Your goal: Find the lines with the string "Lessor" and return them.

---+---

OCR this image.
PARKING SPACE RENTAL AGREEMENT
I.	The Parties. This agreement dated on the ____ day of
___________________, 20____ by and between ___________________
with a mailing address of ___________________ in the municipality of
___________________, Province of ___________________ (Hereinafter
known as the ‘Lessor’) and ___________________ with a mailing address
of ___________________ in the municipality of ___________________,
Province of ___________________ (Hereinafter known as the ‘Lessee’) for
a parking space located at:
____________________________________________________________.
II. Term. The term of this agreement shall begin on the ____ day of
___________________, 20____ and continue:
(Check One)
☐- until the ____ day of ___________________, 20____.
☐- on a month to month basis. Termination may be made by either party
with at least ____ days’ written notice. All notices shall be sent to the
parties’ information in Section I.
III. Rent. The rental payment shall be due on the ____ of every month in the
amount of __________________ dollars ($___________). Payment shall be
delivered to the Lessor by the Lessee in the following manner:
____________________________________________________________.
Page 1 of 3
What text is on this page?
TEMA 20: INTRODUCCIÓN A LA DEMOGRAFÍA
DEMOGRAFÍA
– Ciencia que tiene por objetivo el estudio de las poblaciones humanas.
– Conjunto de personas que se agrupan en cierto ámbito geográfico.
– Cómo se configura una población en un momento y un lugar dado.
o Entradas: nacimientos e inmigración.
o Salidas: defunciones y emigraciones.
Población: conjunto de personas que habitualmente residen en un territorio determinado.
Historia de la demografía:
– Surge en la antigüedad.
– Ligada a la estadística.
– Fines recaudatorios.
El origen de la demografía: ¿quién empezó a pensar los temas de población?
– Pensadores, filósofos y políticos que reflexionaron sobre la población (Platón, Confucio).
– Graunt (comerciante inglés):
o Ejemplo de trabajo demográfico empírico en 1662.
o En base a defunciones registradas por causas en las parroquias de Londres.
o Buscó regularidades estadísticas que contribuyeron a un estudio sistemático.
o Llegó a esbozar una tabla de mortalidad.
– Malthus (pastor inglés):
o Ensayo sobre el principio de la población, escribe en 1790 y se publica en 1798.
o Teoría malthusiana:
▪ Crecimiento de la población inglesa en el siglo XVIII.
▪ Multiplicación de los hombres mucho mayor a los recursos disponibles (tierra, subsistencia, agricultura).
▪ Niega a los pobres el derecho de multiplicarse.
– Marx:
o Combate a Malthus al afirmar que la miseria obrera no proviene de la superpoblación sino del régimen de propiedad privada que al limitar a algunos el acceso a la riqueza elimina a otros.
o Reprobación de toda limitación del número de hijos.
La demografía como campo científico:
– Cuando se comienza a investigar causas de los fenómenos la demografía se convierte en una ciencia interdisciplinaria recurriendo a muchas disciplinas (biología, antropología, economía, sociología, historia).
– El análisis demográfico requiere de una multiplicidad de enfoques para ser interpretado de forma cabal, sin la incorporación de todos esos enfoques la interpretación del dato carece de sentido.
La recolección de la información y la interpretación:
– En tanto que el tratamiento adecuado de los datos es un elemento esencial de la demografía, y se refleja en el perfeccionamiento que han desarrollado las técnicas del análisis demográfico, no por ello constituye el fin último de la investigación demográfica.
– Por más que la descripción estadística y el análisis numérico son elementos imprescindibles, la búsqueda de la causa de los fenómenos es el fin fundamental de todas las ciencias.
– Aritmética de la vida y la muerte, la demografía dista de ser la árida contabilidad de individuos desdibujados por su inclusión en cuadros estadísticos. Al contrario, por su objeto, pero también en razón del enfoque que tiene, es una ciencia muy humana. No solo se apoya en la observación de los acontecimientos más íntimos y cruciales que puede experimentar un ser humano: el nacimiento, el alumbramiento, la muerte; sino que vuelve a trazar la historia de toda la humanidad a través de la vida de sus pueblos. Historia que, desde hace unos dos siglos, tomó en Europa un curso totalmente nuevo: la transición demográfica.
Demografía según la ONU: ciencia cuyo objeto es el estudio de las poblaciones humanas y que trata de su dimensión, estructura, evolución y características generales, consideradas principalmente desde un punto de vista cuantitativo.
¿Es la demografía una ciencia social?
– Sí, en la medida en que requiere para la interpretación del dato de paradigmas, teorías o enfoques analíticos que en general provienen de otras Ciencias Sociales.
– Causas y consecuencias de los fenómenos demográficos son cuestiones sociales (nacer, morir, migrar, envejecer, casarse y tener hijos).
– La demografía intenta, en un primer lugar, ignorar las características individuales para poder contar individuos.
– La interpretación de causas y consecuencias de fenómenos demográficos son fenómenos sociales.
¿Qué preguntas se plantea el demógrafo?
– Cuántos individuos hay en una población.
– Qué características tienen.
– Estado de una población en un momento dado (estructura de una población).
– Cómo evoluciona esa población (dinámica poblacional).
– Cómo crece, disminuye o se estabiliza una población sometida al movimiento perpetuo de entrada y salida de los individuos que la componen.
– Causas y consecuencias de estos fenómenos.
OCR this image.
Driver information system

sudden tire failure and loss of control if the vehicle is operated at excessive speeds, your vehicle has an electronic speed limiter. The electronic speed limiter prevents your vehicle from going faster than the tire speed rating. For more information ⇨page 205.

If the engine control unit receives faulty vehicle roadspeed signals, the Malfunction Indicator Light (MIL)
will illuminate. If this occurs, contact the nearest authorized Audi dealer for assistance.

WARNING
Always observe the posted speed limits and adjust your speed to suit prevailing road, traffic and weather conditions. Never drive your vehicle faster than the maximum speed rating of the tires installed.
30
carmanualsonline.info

---+---

Correct answer:
known as the ‘Lessor’) and ___________________ with a mailing address
delivered to the Lessor by the Lessee in the following manner:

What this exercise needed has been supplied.